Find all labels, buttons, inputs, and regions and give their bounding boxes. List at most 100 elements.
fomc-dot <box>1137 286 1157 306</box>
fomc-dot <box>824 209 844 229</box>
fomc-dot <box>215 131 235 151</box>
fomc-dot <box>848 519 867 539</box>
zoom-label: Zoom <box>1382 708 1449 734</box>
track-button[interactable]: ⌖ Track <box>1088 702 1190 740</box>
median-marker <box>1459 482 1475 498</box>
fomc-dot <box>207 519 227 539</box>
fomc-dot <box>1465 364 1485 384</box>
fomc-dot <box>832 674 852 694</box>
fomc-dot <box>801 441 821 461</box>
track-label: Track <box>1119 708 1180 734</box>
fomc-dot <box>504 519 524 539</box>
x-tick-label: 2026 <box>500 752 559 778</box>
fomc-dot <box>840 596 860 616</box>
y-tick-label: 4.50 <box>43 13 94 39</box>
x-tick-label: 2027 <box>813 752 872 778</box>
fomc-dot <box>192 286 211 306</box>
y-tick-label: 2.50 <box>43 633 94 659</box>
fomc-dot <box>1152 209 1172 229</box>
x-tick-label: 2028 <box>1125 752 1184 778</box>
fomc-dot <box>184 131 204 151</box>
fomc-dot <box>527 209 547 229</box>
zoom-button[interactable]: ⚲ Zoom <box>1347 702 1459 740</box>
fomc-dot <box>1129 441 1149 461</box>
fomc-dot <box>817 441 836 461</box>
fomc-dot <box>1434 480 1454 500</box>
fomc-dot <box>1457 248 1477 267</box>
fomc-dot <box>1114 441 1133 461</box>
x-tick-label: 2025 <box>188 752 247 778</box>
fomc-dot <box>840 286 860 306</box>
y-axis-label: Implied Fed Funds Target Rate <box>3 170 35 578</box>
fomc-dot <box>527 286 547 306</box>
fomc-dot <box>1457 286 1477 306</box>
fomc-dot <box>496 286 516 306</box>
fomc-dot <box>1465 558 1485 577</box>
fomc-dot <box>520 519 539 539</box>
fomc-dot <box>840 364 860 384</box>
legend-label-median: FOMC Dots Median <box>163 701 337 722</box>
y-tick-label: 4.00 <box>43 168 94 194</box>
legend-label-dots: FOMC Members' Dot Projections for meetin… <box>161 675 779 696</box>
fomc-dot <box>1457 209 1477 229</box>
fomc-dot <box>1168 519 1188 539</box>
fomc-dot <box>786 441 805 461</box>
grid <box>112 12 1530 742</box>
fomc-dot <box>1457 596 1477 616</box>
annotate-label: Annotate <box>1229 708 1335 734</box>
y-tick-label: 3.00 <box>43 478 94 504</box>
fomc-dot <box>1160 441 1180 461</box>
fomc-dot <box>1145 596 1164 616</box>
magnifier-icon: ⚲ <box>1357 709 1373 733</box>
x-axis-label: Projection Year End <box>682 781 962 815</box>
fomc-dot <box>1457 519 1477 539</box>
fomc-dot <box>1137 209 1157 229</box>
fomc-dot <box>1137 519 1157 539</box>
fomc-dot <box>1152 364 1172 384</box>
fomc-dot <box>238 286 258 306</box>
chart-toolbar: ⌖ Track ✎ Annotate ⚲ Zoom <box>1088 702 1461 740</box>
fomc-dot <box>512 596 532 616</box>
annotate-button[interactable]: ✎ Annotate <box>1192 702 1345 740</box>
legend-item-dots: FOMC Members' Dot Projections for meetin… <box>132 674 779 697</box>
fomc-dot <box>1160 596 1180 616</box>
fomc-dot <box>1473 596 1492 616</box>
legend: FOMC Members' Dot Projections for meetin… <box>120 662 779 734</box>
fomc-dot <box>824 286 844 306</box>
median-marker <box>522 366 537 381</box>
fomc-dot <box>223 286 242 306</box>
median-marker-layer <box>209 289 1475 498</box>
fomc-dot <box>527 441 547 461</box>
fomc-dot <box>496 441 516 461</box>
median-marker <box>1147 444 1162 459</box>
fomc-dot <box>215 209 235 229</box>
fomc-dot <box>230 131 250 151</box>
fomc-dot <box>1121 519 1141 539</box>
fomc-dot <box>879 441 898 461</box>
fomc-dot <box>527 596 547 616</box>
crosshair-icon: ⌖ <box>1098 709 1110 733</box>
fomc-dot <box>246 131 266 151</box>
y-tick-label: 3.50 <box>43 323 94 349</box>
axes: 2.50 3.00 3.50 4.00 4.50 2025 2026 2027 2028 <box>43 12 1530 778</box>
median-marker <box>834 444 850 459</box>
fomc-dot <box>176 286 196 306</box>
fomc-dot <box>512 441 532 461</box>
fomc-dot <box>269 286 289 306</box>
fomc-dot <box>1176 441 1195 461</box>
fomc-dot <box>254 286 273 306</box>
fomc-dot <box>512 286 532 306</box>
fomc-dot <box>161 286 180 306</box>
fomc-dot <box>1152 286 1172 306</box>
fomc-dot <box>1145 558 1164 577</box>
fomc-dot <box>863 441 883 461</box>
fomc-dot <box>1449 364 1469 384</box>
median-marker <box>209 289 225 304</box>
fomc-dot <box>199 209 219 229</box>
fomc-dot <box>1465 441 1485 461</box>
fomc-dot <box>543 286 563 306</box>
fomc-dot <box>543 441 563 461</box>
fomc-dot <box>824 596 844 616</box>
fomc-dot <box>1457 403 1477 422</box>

________________

> **Problem description**: Write out every one of the rows above without changing a single character.

> **The completed task**:
Find all labels, buttons, inputs, and regions and give their bounding boxes. List at most 100 elements.
fomc-dot <box>1137 286 1157 306</box>
fomc-dot <box>824 209 844 229</box>
fomc-dot <box>215 131 235 151</box>
fomc-dot <box>848 519 867 539</box>
zoom-label: Zoom <box>1382 708 1449 734</box>
track-button[interactable]: ⌖ Track <box>1088 702 1190 740</box>
median-marker <box>1459 482 1475 498</box>
fomc-dot <box>207 519 227 539</box>
fomc-dot <box>1465 364 1485 384</box>
fomc-dot <box>832 674 852 694</box>
fomc-dot <box>801 441 821 461</box>
track-label: Track <box>1119 708 1180 734</box>
fomc-dot <box>504 519 524 539</box>
x-tick-label: 2026 <box>500 752 559 778</box>
fomc-dot <box>840 596 860 616</box>
y-tick-label: 4.50 <box>43 13 94 39</box>
x-tick-label: 2027 <box>813 752 872 778</box>
fomc-dot <box>192 286 211 306</box>
y-tick-label: 2.50 <box>43 633 94 659</box>
fomc-dot <box>1152 209 1172 229</box>
x-tick-label: 2028 <box>1125 752 1184 778</box>
fomc-dot <box>184 131 204 151</box>
fomc-dot <box>527 209 547 229</box>
zoom-button[interactable]: ⚲ Zoom <box>1347 702 1459 740</box>
fomc-dot <box>1129 441 1149 461</box>
fomc-dot <box>817 441 836 461</box>
fomc-dot <box>1434 480 1454 500</box>
fomc-dot <box>1457 248 1477 267</box>
fomc-dot <box>1114 441 1133 461</box>
x-tick-label: 2025 <box>188 752 247 778</box>
fomc-dot <box>840 286 860 306</box>
y-axis-label: Implied Fed Funds Target Rate <box>3 170 35 578</box>
fomc-dot <box>527 286 547 306</box>
fomc-dot <box>1457 286 1477 306</box>
fomc-dot <box>496 286 516 306</box>
fomc-dot <box>1465 558 1485 577</box>
fomc-dot <box>520 519 539 539</box>
fomc-dot <box>840 364 860 384</box>
legend-label-median: FOMC Dots Median <box>163 701 337 722</box>
y-tick-label: 4.00 <box>43 168 94 194</box>
legend-label-dots: FOMC Members' Dot Projections for meetin… <box>161 675 779 696</box>
fomc-dot <box>1457 209 1477 229</box>
fomc-dot <box>1168 519 1188 539</box>
fomc-dot <box>786 441 805 461</box>
grid <box>112 12 1530 742</box>
fomc-dot <box>1457 596 1477 616</box>
annotate-label: Annotate <box>1229 708 1335 734</box>
y-tick-label: 3.00 <box>43 478 94 504</box>
fomc-dot <box>1160 441 1180 461</box>
fomc-dot <box>1145 596 1164 616</box>
magnifier-icon: ⚲ <box>1357 709 1373 733</box>
x-axis-label: Projection Year End <box>682 781 962 815</box>
fomc-dot <box>1457 519 1477 539</box>
fomc-dot <box>1137 209 1157 229</box>
fomc-dot <box>1137 519 1157 539</box>
fomc-dot <box>1152 364 1172 384</box>
fomc-dot <box>238 286 258 306</box>
chart-toolbar: ⌖ Track ✎ Annotate ⚲ Zoom <box>1088 702 1461 740</box>
fomc-dot <box>512 596 532 616</box>
annotate-button[interactable]: ✎ Annotate <box>1192 702 1345 740</box>
legend-item-dots: FOMC Members' Dot Projections for meetin… <box>132 674 779 697</box>
fomc-dot <box>1160 596 1180 616</box>
fomc-dot <box>1473 596 1492 616</box>
legend: FOMC Members' Dot Projections for meetin… <box>120 662 779 734</box>
fomc-dot <box>824 286 844 306</box>
median-marker <box>522 366 537 381</box>
fomc-dot <box>223 286 242 306</box>
median-marker-layer <box>209 289 1475 498</box>
fomc-dot <box>527 441 547 461</box>
fomc-dot <box>496 441 516 461</box>
median-marker <box>1147 444 1162 459</box>
fomc-dot <box>215 209 235 229</box>
fomc-dot <box>230 131 250 151</box>
fomc-dot <box>1121 519 1141 539</box>
fomc-dot <box>879 441 898 461</box>
fomc-dot <box>527 596 547 616</box>
crosshair-icon: ⌖ <box>1098 709 1110 733</box>
fomc-dot <box>246 131 266 151</box>
y-tick-label: 3.50 <box>43 323 94 349</box>
axes: 2.50 3.00 3.50 4.00 4.50 2025 2026 2027 2028 <box>43 12 1530 778</box>
median-marker <box>834 444 850 459</box>
fomc-dot <box>176 286 196 306</box>
fomc-dot <box>512 441 532 461</box>
fomc-dot <box>269 286 289 306</box>
fomc-dot <box>1176 441 1195 461</box>
fomc-dot <box>254 286 273 306</box>
fomc-dot <box>512 286 532 306</box>
fomc-dot <box>161 286 180 306</box>
fomc-dot <box>1152 286 1172 306</box>
fomc-dot <box>1145 558 1164 577</box>
fomc-dot <box>863 441 883 461</box>
fomc-dot <box>1449 364 1469 384</box>
median-marker <box>209 289 225 304</box>
fomc-dot <box>199 209 219 229</box>
fomc-dot <box>1465 441 1485 461</box>
fomc-dot <box>543 286 563 306</box>
fomc-dot <box>543 441 563 461</box>
fomc-dot <box>824 596 844 616</box>
fomc-dot <box>1457 403 1477 422</box>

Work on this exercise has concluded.